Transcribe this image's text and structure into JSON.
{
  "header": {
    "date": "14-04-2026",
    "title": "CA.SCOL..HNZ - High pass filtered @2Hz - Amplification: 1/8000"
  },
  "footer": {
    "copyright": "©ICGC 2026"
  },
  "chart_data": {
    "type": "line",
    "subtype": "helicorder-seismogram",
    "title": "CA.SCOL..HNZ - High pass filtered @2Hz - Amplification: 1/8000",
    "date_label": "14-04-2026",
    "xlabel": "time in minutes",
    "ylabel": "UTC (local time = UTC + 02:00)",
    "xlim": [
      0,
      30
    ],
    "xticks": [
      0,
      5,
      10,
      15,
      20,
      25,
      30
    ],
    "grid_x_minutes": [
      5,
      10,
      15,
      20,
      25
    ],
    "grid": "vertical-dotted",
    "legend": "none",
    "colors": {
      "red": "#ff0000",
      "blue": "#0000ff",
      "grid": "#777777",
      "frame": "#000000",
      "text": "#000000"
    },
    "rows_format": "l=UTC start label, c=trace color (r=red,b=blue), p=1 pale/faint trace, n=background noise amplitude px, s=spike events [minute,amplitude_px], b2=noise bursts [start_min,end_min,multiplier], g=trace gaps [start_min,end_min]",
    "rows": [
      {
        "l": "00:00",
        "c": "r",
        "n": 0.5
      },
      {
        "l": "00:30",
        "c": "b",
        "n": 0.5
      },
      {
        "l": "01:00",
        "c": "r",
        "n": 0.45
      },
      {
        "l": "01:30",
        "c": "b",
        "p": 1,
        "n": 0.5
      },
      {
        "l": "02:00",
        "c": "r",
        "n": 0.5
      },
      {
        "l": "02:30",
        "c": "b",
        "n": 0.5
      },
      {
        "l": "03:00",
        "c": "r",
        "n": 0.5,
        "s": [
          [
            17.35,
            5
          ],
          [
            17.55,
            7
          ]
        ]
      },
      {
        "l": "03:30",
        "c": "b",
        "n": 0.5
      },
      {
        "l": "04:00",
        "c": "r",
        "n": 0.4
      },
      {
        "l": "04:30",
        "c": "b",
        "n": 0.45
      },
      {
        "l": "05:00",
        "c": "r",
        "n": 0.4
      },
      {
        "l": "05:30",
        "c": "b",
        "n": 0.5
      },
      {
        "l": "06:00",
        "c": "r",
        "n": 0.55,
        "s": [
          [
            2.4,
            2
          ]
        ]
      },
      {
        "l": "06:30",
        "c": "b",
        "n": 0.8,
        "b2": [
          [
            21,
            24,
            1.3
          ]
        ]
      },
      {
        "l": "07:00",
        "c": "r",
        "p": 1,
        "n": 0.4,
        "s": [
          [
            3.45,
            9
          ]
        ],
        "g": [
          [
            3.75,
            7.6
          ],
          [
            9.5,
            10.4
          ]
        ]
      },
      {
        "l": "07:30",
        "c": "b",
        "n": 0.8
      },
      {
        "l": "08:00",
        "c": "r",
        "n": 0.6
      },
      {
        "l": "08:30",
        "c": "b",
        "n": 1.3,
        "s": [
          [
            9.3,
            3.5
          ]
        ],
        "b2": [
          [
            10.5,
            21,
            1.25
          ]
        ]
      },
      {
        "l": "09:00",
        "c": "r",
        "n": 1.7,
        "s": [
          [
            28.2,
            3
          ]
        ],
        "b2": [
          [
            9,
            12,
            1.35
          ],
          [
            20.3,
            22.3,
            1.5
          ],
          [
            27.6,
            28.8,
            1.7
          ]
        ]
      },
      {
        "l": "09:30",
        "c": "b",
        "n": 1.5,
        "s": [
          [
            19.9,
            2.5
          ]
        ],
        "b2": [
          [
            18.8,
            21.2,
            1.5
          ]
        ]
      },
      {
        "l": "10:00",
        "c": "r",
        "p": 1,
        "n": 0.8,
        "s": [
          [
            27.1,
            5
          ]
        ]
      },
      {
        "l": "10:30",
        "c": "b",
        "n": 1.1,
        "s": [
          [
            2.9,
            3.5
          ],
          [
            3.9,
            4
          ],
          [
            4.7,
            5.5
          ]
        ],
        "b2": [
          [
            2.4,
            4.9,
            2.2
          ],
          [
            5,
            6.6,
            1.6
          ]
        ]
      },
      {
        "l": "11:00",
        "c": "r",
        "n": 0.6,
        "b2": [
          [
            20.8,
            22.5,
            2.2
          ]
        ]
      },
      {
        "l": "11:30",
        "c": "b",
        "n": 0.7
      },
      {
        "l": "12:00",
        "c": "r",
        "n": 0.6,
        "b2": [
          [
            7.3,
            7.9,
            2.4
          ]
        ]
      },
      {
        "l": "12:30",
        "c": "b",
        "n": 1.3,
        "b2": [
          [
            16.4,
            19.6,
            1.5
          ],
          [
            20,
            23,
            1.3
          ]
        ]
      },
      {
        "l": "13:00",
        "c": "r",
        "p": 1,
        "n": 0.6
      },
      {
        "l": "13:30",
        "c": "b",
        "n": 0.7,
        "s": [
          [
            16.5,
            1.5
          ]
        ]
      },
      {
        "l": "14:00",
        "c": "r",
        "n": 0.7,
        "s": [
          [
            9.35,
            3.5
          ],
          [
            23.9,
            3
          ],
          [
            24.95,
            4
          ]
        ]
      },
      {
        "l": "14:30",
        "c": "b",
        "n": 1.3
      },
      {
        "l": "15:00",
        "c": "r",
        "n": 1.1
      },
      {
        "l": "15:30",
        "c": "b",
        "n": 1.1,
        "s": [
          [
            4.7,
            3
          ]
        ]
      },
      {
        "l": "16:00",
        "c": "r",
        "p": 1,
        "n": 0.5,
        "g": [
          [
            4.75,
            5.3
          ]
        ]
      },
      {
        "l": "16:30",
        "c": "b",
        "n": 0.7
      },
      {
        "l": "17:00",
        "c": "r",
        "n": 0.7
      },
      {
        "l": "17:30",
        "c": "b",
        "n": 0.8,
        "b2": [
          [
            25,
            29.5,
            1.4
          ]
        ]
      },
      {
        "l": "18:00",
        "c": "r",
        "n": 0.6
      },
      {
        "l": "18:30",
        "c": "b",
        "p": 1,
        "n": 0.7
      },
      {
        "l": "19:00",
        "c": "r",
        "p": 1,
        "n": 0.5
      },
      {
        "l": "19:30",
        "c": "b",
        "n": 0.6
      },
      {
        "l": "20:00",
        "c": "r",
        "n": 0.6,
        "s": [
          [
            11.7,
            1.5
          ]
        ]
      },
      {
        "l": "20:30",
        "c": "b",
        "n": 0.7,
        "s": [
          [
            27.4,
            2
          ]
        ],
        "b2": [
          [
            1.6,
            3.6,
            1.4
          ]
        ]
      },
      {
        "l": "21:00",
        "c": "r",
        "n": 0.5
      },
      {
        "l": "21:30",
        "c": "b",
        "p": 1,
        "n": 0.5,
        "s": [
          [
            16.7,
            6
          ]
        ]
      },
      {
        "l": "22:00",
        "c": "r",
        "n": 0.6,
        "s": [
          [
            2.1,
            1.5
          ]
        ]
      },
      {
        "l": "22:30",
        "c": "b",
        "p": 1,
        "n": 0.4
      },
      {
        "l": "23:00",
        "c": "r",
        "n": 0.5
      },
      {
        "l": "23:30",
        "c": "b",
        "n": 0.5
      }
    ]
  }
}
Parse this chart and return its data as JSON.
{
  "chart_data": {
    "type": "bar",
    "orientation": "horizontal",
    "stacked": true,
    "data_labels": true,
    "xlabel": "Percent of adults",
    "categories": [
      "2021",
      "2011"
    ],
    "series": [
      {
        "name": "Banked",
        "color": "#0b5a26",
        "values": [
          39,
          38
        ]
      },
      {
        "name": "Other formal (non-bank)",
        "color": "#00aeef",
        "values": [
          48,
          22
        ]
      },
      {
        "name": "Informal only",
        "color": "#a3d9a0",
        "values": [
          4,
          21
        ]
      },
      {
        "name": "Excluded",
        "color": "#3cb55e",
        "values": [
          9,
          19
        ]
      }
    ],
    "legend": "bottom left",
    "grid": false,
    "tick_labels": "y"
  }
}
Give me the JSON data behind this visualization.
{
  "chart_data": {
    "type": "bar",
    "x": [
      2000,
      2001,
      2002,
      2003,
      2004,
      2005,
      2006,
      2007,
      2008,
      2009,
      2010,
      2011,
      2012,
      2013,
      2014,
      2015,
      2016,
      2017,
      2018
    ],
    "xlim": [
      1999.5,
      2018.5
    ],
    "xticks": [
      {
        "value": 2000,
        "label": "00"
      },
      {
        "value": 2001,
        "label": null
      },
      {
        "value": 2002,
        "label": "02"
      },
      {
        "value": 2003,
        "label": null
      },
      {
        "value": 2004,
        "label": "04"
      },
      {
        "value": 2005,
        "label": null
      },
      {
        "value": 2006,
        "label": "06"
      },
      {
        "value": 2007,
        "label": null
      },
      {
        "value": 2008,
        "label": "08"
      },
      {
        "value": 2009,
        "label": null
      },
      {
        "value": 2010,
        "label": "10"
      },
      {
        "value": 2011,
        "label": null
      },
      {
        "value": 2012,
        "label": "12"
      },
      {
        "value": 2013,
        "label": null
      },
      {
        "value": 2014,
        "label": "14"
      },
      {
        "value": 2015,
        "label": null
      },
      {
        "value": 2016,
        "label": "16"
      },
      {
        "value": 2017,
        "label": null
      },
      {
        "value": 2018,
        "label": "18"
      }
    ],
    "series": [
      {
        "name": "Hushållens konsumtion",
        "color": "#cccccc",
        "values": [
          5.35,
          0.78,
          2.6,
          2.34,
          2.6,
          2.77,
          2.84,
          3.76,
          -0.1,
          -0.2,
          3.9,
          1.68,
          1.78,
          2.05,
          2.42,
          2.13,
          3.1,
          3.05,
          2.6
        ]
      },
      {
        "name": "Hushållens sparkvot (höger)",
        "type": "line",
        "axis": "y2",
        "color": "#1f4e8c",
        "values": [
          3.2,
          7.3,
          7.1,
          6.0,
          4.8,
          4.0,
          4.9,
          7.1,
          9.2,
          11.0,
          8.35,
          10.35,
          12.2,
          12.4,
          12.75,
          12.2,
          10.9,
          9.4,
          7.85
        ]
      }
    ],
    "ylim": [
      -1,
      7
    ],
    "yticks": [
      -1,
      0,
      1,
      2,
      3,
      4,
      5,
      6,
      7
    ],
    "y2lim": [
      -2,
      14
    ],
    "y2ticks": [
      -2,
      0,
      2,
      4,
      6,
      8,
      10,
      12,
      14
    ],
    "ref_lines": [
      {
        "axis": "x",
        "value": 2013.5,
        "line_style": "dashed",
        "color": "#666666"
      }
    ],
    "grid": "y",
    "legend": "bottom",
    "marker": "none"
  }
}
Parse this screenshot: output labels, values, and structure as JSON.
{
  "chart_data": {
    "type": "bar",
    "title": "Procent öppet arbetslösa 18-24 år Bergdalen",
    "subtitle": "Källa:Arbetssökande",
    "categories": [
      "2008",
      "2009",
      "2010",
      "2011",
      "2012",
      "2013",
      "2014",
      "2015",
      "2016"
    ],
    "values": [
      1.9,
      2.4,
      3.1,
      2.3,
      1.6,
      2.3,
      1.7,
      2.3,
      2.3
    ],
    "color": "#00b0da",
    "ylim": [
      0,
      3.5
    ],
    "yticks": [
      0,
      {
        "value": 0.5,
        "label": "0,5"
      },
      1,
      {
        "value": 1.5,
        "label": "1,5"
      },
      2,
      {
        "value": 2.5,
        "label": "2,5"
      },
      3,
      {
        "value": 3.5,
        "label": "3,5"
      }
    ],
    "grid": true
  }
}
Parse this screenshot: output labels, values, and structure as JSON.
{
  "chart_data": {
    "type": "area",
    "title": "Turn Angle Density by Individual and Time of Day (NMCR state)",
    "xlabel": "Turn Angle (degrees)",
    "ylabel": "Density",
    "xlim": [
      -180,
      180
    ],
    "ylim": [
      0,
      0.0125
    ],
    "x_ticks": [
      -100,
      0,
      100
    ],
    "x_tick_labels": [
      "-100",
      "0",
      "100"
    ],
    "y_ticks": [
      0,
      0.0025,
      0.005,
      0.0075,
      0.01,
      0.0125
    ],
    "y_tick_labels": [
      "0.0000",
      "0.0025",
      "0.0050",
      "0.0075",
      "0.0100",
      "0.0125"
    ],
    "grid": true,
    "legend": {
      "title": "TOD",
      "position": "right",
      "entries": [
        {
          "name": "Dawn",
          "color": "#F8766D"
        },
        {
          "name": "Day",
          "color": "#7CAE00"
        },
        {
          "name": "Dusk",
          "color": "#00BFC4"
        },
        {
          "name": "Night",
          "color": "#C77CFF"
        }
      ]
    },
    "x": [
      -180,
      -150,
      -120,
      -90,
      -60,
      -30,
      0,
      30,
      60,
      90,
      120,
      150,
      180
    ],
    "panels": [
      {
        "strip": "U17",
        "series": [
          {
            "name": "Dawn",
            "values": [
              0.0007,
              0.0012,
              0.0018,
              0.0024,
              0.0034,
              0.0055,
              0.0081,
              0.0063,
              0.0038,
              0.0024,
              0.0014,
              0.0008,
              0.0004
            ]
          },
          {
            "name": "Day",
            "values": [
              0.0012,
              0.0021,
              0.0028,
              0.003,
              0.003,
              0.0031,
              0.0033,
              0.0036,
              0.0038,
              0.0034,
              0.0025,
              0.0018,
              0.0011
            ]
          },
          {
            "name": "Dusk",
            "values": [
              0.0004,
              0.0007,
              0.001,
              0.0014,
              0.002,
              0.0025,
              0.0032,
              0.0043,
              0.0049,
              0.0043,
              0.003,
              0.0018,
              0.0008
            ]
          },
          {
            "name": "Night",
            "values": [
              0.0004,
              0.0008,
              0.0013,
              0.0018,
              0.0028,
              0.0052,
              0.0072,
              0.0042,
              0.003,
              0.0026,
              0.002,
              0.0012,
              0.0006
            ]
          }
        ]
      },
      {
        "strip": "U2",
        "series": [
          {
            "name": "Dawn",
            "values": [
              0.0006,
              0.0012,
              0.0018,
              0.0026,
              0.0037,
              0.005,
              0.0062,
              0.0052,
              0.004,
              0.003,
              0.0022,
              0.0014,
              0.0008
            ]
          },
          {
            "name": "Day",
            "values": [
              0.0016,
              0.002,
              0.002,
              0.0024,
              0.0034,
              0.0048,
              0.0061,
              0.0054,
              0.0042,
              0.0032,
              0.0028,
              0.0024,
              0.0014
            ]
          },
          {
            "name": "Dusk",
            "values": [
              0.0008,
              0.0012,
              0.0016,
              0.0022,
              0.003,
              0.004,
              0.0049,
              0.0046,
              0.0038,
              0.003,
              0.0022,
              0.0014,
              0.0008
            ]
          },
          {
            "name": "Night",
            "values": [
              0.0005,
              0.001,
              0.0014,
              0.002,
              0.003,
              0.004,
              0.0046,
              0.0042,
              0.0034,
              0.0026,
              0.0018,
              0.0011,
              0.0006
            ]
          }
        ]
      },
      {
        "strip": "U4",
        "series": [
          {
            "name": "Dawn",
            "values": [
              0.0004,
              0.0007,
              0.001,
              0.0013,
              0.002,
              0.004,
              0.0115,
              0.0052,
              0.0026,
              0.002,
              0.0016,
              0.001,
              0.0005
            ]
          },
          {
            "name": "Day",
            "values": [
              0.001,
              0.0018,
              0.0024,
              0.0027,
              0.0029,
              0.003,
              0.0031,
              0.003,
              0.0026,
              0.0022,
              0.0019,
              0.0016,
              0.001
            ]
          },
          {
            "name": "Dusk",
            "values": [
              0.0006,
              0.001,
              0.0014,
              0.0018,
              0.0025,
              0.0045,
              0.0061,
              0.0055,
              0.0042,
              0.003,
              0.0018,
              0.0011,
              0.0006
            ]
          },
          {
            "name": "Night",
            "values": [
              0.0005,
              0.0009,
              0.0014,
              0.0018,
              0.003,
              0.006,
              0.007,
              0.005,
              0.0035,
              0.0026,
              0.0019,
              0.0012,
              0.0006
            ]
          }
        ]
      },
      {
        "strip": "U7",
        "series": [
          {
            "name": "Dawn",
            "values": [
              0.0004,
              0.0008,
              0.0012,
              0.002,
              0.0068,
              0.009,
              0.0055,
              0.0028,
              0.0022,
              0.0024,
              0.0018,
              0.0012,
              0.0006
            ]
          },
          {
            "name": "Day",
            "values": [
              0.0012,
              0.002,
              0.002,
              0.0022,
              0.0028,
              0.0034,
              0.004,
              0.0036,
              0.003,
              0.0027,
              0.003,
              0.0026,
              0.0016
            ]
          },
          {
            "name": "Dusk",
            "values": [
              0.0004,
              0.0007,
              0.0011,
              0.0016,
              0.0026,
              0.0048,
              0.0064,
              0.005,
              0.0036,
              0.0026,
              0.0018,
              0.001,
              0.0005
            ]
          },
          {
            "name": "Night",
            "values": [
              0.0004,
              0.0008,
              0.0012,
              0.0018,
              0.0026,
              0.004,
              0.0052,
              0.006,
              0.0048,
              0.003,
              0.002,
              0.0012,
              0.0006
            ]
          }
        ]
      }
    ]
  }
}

◇ ◇ ◇

Pull every line containing the word "Hushållens" out of the entries above.

Response for this exercise:
        "name": "Hushållens konsumtion",
        "name": "Hushållens sparkvot (höger)",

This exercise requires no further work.